• _What the task requires_
Copy out the data below verbatim.

• _Records from a data source_
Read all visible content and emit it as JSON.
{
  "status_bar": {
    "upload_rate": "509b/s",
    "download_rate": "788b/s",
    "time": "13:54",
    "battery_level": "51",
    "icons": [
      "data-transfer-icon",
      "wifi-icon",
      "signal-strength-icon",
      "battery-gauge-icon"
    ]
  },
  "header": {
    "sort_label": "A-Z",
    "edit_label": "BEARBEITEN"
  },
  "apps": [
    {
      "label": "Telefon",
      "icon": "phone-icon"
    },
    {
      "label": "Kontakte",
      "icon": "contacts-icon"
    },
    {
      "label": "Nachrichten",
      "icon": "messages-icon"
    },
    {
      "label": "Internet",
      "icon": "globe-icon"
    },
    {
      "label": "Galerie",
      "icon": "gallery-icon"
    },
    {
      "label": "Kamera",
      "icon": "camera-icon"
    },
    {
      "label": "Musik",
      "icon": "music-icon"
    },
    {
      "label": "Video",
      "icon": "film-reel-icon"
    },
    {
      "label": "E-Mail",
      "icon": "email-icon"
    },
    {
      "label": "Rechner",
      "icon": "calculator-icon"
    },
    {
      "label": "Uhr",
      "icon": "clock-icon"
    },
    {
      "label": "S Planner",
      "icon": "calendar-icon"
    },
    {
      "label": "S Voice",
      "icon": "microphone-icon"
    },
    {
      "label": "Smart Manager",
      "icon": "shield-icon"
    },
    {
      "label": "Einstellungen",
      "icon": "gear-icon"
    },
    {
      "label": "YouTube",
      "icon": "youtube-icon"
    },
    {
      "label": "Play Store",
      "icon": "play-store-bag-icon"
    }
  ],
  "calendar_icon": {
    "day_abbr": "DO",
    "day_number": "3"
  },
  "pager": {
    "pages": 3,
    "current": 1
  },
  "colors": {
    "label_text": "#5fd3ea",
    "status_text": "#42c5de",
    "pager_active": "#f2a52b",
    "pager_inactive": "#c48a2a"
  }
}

• _Exercise answer_
Read all visible content and emit it as JSON.
{
  "status_bar": {
    "upload_rate": "509b/s",
    "download_rate": "788b/s",
    "time": "13:54",
    "battery_level": "51",
    "icons": [
      "data-transfer-icon",
      "wifi-icon",
      "signal-strength-icon",
      "battery-gauge-icon"
    ]
  },
  "header": {
    "sort_label": "A-Z",
    "edit_label": "BEARBEITEN"
  },
  "apps": [
    {
      "label": "Telefon",
      "icon": "phone-icon"
    },
    {
      "label": "Kontakte",
      "icon": "contacts-icon"
    },
    {
      "label": "Nachrichten",
      "icon": "messages-icon"
    },
    {
      "label": "Internet",
      "icon": "globe-icon"
    },
    {
      "label": "Galerie",
      "icon": "gallery-icon"
    },
    {
      "label": "Kamera",
      "icon": "camera-icon"
    },
    {
      "label": "Musik",
      "icon": "music-icon"
    },
    {
      "label": "Video",
      "icon": "film-reel-icon"
    },
    {
      "label": "E-Mail",
      "icon": "email-icon"
    },
    {
      "label": "Rechner",
      "icon": "calculator-icon"
    },
    {
      "label": "Uhr",
      "icon": "clock-icon"
    },
    {
      "label": "S Planner",
      "icon": "calendar-icon"
    },
    {
      "label": "S Voice",
      "icon": "microphone-icon"
    },
    {
      "label": "Smart Manager",
      "icon": "shield-icon"
    },
    {
      "label": "Einstellungen",
      "icon": "gear-icon"
    },
    {
      "label": "YouTube",
      "icon": "youtube-icon"
    },
    {
      "label": "Play Store",
      "icon": "play-store-bag-icon"
    }
  ],
  "calendar_icon": {
    "day_abbr": "DO",
    "day_number": "3"
  },
  "pager": {
    "pages": 3,
    "current": 1
  },
  "colors": {
    "label_text": "#5fd3ea",
    "status_text": "#42c5de",
    "pager_active": "#f2a52b",
    "pager_inactive": "#c48a2a"
  }
}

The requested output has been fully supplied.